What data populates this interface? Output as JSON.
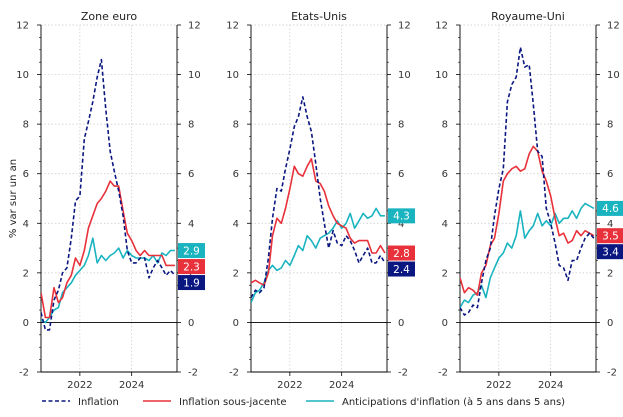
{
  "colors": {
    "inflation": "#0b1780",
    "underlying": "#e8313a",
    "expectations": "#1ab3c0",
    "zero_line": "#000000",
    "grid": "#c8c8c8"
  },
  "chart_data": [
    {
      "type": "line",
      "title": "Zone euro",
      "ylabel": "% var sur un an",
      "ylim": [
        -2,
        12
      ],
      "yticks": [
        -2,
        0,
        2,
        4,
        6,
        8,
        10,
        12
      ],
      "xlim": [
        2020.5,
        2025.75
      ],
      "xticks": [
        2022,
        2024
      ],
      "grid": true,
      "series": [
        {
          "name": "Inflation",
          "x": [
            2020.5,
            2020.67,
            2020.83,
            2021.0,
            2021.17,
            2021.33,
            2021.5,
            2021.67,
            2021.83,
            2022.0,
            2022.17,
            2022.33,
            2022.5,
            2022.67,
            2022.83,
            2023.0,
            2023.17,
            2023.33,
            2023.5,
            2023.67,
            2023.83,
            2024.0,
            2024.17,
            2024.33,
            2024.5,
            2024.67,
            2024.83,
            2025.0,
            2025.17,
            2025.33,
            2025.5,
            2025.67
          ],
          "values": [
            0.4,
            -0.3,
            -0.3,
            0.9,
            1.3,
            2.0,
            2.2,
            3.4,
            4.9,
            5.1,
            7.4,
            8.1,
            8.9,
            9.9,
            10.6,
            8.6,
            6.9,
            6.1,
            5.3,
            4.3,
            2.9,
            2.4,
            2.4,
            2.6,
            2.6,
            1.8,
            2.2,
            2.5,
            2.2,
            1.9,
            2.1,
            1.9
          ]
        },
        {
          "name": "Inflation sous-jacente",
          "x": [
            2020.5,
            2020.67,
            2020.83,
            2021.0,
            2021.17,
            2021.33,
            2021.5,
            2021.67,
            2021.83,
            2022.0,
            2022.17,
            2022.33,
            2022.5,
            2022.67,
            2022.83,
            2023.0,
            2023.17,
            2023.33,
            2023.5,
            2023.67,
            2023.83,
            2024.0,
            2024.17,
            2024.33,
            2024.5,
            2024.67,
            2024.83,
            2025.0,
            2025.17,
            2025.33,
            2025.5,
            2025.67
          ],
          "values": [
            1.2,
            0.2,
            0.2,
            1.4,
            0.8,
            1.0,
            1.6,
            1.9,
            2.6,
            2.3,
            2.9,
            3.8,
            4.3,
            4.8,
            5.0,
            5.3,
            5.7,
            5.5,
            5.5,
            4.5,
            3.6,
            3.3,
            2.9,
            2.7,
            2.9,
            2.7,
            2.7,
            2.7,
            2.7,
            2.3,
            2.3,
            2.3
          ]
        },
        {
          "name": "Anticipations d'inflation (à 5 ans dans 5 ans)",
          "x": [
            2020.5,
            2020.67,
            2020.83,
            2021.0,
            2021.17,
            2021.33,
            2021.5,
            2021.67,
            2021.83,
            2022.0,
            2022.17,
            2022.33,
            2022.5,
            2022.67,
            2022.83,
            2023.0,
            2023.17,
            2023.33,
            2023.5,
            2023.67,
            2023.83,
            2024.0,
            2024.17,
            2024.33,
            2024.5,
            2024.67,
            2024.83,
            2025.0,
            2025.17,
            2025.33,
            2025.5,
            2025.67
          ],
          "values": [
            0.1,
            0.0,
            0.2,
            0.5,
            0.6,
            1.2,
            1.4,
            1.6,
            1.9,
            2.1,
            2.3,
            2.7,
            3.4,
            2.4,
            2.7,
            2.5,
            2.7,
            2.8,
            3.0,
            2.6,
            2.9,
            2.7,
            2.6,
            2.6,
            2.6,
            2.5,
            2.7,
            2.4,
            2.8,
            2.7,
            2.9,
            2.9
          ]
        }
      ],
      "end_labels": {
        "inflation": "1.9",
        "underlying": "2.3",
        "expectations": "2.9"
      }
    },
    {
      "type": "line",
      "title": "Etats-Unis",
      "ylim": [
        -2,
        12
      ],
      "yticks": [
        -2,
        0,
        2,
        4,
        6,
        8,
        10,
        12
      ],
      "xlim": [
        2020.5,
        2025.75
      ],
      "xticks": [
        2022,
        2024
      ],
      "grid": true,
      "series": [
        {
          "name": "Inflation",
          "x": [
            2020.5,
            2020.67,
            2020.83,
            2021.0,
            2021.17,
            2021.33,
            2021.5,
            2021.67,
            2021.83,
            2022.0,
            2022.17,
            2022.33,
            2022.5,
            2022.67,
            2022.83,
            2023.0,
            2023.17,
            2023.33,
            2023.5,
            2023.67,
            2023.83,
            2024.0,
            2024.17,
            2024.33,
            2024.5,
            2024.67,
            2024.83,
            2025.0,
            2025.17,
            2025.33,
            2025.5,
            2025.67
          ],
          "values": [
            1.0,
            1.3,
            1.2,
            1.4,
            2.6,
            4.2,
            5.4,
            5.3,
            6.2,
            7.0,
            7.9,
            8.3,
            9.1,
            8.3,
            7.7,
            6.4,
            5.0,
            4.0,
            3.0,
            3.7,
            3.2,
            3.1,
            3.5,
            3.3,
            2.9,
            2.4,
            2.7,
            3.0,
            2.4,
            2.4,
            2.7,
            2.4
          ]
        },
        {
          "name": "Inflation sous-jacente",
          "x": [
            2020.5,
            2020.67,
            2020.83,
            2021.0,
            2021.17,
            2021.33,
            2021.5,
            2021.67,
            2021.83,
            2022.0,
            2022.17,
            2022.33,
            2022.5,
            2022.67,
            2022.83,
            2023.0,
            2023.17,
            2023.33,
            2023.5,
            2023.67,
            2023.83,
            2024.0,
            2024.17,
            2024.33,
            2024.5,
            2024.67,
            2024.83,
            2025.0,
            2025.17,
            2025.33,
            2025.5,
            2025.67
          ],
          "values": [
            1.6,
            1.7,
            1.6,
            1.5,
            2.0,
            3.5,
            4.2,
            4.0,
            4.6,
            5.4,
            6.3,
            6.0,
            5.9,
            6.3,
            6.6,
            5.7,
            5.6,
            5.3,
            4.7,
            4.3,
            4.0,
            3.9,
            3.8,
            3.4,
            3.2,
            3.3,
            3.3,
            3.3,
            2.8,
            2.8,
            3.1,
            2.8
          ]
        },
        {
          "name": "Anticipations d'inflation (à 5 ans dans 5 ans)",
          "x": [
            2020.5,
            2020.67,
            2020.83,
            2021.0,
            2021.17,
            2021.33,
            2021.5,
            2021.67,
            2021.83,
            2022.0,
            2022.17,
            2022.33,
            2022.5,
            2022.67,
            2022.83,
            2023.0,
            2023.17,
            2023.33,
            2023.5,
            2023.67,
            2023.83,
            2024.0,
            2024.17,
            2024.33,
            2024.5,
            2024.67,
            2024.83,
            2025.0,
            2025.17,
            2025.33,
            2025.5,
            2025.67
          ],
          "values": [
            0.8,
            1.2,
            1.3,
            1.6,
            2.1,
            2.3,
            2.1,
            2.2,
            2.5,
            2.3,
            2.7,
            3.1,
            2.9,
            3.5,
            3.3,
            3.0,
            3.4,
            3.5,
            3.6,
            3.8,
            4.1,
            3.8,
            4.0,
            4.4,
            3.8,
            4.1,
            4.4,
            4.2,
            4.3,
            4.6,
            4.3,
            4.3
          ]
        }
      ],
      "end_labels": {
        "inflation": "2.4",
        "underlying": "2.8",
        "expectations": "4.3"
      }
    },
    {
      "type": "line",
      "title": "Royaume-Uni",
      "ylim": [
        -2,
        12
      ],
      "yticks": [
        -2,
        0,
        2,
        4,
        6,
        8,
        10,
        12
      ],
      "xlim": [
        2020.5,
        2025.75
      ],
      "xticks": [
        2022,
        2024
      ],
      "grid": true,
      "series": [
        {
          "name": "Inflation",
          "x": [
            2020.5,
            2020.67,
            2020.83,
            2021.0,
            2021.17,
            2021.33,
            2021.5,
            2021.67,
            2021.83,
            2022.0,
            2022.17,
            2022.33,
            2022.5,
            2022.67,
            2022.83,
            2023.0,
            2023.17,
            2023.33,
            2023.5,
            2023.67,
            2023.83,
            2024.0,
            2024.17,
            2024.33,
            2024.5,
            2024.67,
            2024.83,
            2025.0,
            2025.17,
            2025.33,
            2025.5,
            2025.67
          ],
          "values": [
            0.6,
            0.3,
            0.4,
            0.7,
            0.6,
            1.6,
            2.5,
            3.0,
            4.3,
            5.4,
            6.2,
            8.9,
            9.6,
            9.9,
            11.1,
            10.3,
            10.4,
            8.8,
            6.9,
            6.7,
            4.6,
            4.0,
            3.2,
            2.3,
            2.2,
            1.7,
            2.5,
            2.5,
            3.0,
            3.4,
            3.6,
            3.4
          ]
        },
        {
          "name": "Inflation sous-jacente",
          "x": [
            2020.5,
            2020.67,
            2020.83,
            2021.0,
            2021.17,
            2021.33,
            2021.5,
            2021.67,
            2021.83,
            2022.0,
            2022.17,
            2022.33,
            2022.5,
            2022.67,
            2022.83,
            2023.0,
            2023.17,
            2023.33,
            2023.5,
            2023.67,
            2023.83,
            2024.0,
            2024.17,
            2024.33,
            2024.5,
            2024.67,
            2024.83,
            2025.0,
            2025.17,
            2025.33,
            2025.5,
            2025.67
          ],
          "values": [
            1.8,
            1.2,
            1.4,
            1.3,
            1.1,
            2.0,
            2.3,
            3.1,
            3.4,
            4.4,
            5.7,
            6.0,
            6.2,
            6.3,
            6.1,
            6.2,
            6.8,
            7.1,
            6.9,
            6.1,
            5.7,
            5.1,
            4.2,
            3.5,
            3.6,
            3.2,
            3.3,
            3.7,
            3.5,
            3.7,
            3.6,
            3.5
          ]
        },
        {
          "name": "Anticipations d'inflation (à 5 ans dans 5 ans)",
          "x": [
            2020.5,
            2020.67,
            2020.83,
            2021.0,
            2021.17,
            2021.33,
            2021.5,
            2021.67,
            2021.83,
            2022.0,
            2022.17,
            2022.33,
            2022.5,
            2022.67,
            2022.83,
            2023.0,
            2023.17,
            2023.33,
            2023.5,
            2023.67,
            2023.83,
            2024.0,
            2024.17,
            2024.33,
            2024.5,
            2024.67,
            2024.83,
            2025.0,
            2025.17,
            2025.33,
            2025.5,
            2025.67
          ],
          "values": [
            0.6,
            0.9,
            0.8,
            1.1,
            1.2,
            1.5,
            1.0,
            1.8,
            2.2,
            2.6,
            2.8,
            3.2,
            3.0,
            3.5,
            4.5,
            3.4,
            3.7,
            3.9,
            4.4,
            3.9,
            4.1,
            3.9,
            4.4,
            4.0,
            4.2,
            4.2,
            4.5,
            4.2,
            4.6,
            4.8,
            4.7,
            4.6
          ]
        }
      ],
      "end_labels": {
        "inflation": "3.4",
        "underlying": "3.5",
        "expectations": "4.6"
      }
    }
  ],
  "legend": [
    {
      "key": "inflation",
      "label": "Inflation"
    },
    {
      "key": "underlying",
      "label": "Inflation sous-jacente"
    },
    {
      "key": "expectations",
      "label": "Anticipations d'inflation (à 5 ans dans 5 ans)"
    }
  ]
}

INSTRUCTIONS TO FOLLOW
Search the preceding listing for the word "underlying" and pull out every line that holds it.

WRITTEN SOLUTION
    "underlying": "#e8313a",
        "underlying": "2.3",
        "underlying": "2.8",
        "underlying": "3.5",
      "key": "underlying",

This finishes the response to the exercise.